Find the string "axis" in the records. Copy every line it appears in.
*** Data shown Section Begins ***
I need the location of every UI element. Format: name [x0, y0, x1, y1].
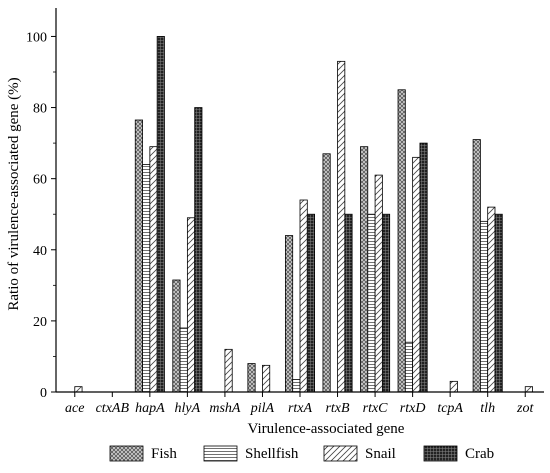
- x-tick-label-mshA: mshA: [209, 401, 241, 416]
- y-tick-label: 80: [33, 102, 47, 117]
- bar-fish-tlh: [472, 139, 481, 393]
- bar-snail-rtxB: [337, 60, 346, 393]
- legend-label-fish: Fish: [151, 446, 177, 462]
- bar-snail-rtxA: [299, 199, 308, 393]
- bar-shellfish-tlh: [479, 220, 489, 393]
- bar-fish-hlyA: [172, 279, 181, 393]
- bar-snail-tcpA: [449, 380, 458, 393]
- y-axis-title: Ratio of virulence-associated gene (%): [6, 77, 22, 310]
- bar-shellfish-hlyA: [179, 327, 188, 393]
- bar-fish-rtxA: [284, 235, 294, 393]
- x-tick-label-ace: ace: [65, 401, 84, 416]
- y-tick-label: 40: [33, 244, 47, 259]
- y-tick-label: 60: [33, 173, 47, 188]
- legend: Fish Shellfish Snail Crab: [109, 445, 494, 462]
- y-tick-label: 20: [33, 315, 47, 330]
- bar-crab-hlyA: [194, 107, 203, 393]
- bar-snail-ace: [74, 386, 83, 393]
- bar-snail-rtxD: [412, 156, 421, 393]
- bar-shellfish-rtxC: [367, 213, 376, 393]
- bar-shellfish-rtxA: [292, 379, 301, 393]
- bar-snail-hlyA: [186, 217, 196, 393]
- legend-label-shellfish: Shellfish: [245, 446, 299, 462]
- bar-snail-tlh: [487, 206, 496, 393]
- legend-label-snail: Snail: [365, 446, 396, 462]
- x-tick-label-hlyA: hlyA: [175, 401, 201, 416]
- bar-fish-rtxD: [397, 89, 406, 393]
- bar-shellfish-hapA: [142, 164, 151, 393]
- bar-snail-pilA: [262, 364, 271, 393]
- legend-item-crab: Crab: [423, 445, 494, 462]
- bar-snail-zot: [524, 386, 533, 393]
- bar-snail-rtxC: [374, 174, 383, 393]
- legend-label-crab: Crab: [465, 446, 494, 462]
- x-tick-label-rtxC: rtxC: [363, 401, 389, 416]
- legend-swatch-fish: [109, 445, 144, 462]
- bar-crab-rtxA: [306, 213, 315, 393]
- bar-fish-pilA: [247, 363, 256, 393]
- bar-crab-tlh: [494, 213, 503, 393]
- y-tick-label: 100: [26, 30, 47, 45]
- bar-fish-hapA: [134, 119, 143, 393]
- x-tick-label-pilA: pilA: [250, 401, 275, 416]
- x-tick-label-rtxB: rtxB: [325, 401, 350, 416]
- x-tick-label-tcpA: tcpA: [437, 401, 463, 416]
- y-tick-label: 0: [40, 386, 47, 401]
- bar-shellfish-rtxD: [404, 341, 414, 393]
- y-ticks: 0 20 40 60 80 100: [26, 30, 56, 401]
- legend-item-shellfish: Shellfish: [203, 445, 299, 462]
- x-tick-label-tlh: tlh: [480, 401, 495, 416]
- x-tick-label-ctxAB: ctxAB: [96, 401, 130, 416]
- legend-item-snail: Snail: [323, 445, 396, 462]
- x-tick-label-rtxA: rtxA: [288, 401, 313, 416]
- bars: [74, 36, 533, 393]
- bar-fish-rtxC: [360, 146, 369, 393]
- bar-crab-rtxC: [381, 213, 391, 393]
- x-tick-label-zot: zot: [516, 401, 534, 416]
- bar-crab-rtxD: [419, 142, 428, 393]
- legend-item-fish: Fish: [109, 445, 177, 462]
- bar-crab-hapA: [156, 36, 165, 393]
- bar-fish-rtxB: [322, 153, 331, 393]
- legend-swatch-shellfish: [203, 445, 238, 462]
- x-axis-title: Virulence-associated gene: [248, 421, 405, 437]
- bar-snail-mshA: [224, 348, 233, 393]
- bar-crab-rtxB: [344, 213, 353, 393]
- legend-swatch-crab: [423, 445, 458, 462]
- x-tick-label-rtxD: rtxD: [400, 401, 426, 416]
- bar-snail-hapA: [149, 146, 158, 393]
- x-categories: ace ctxAB hapA hlyA mshA pilA rtxA rtxB rtxC rtxD…: [65, 392, 535, 416]
- x-tick-label-hapA: hapA: [135, 401, 165, 416]
- legend-swatch-snail: [323, 445, 358, 462]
*** Data shown Section Ends ***
» Answer for the task
- y-axis-title: Ratio of virulence-associated gene (%): [6, 77, 22, 310]
- x-axis-title: Virulence-associated gene: [248, 421, 405, 437]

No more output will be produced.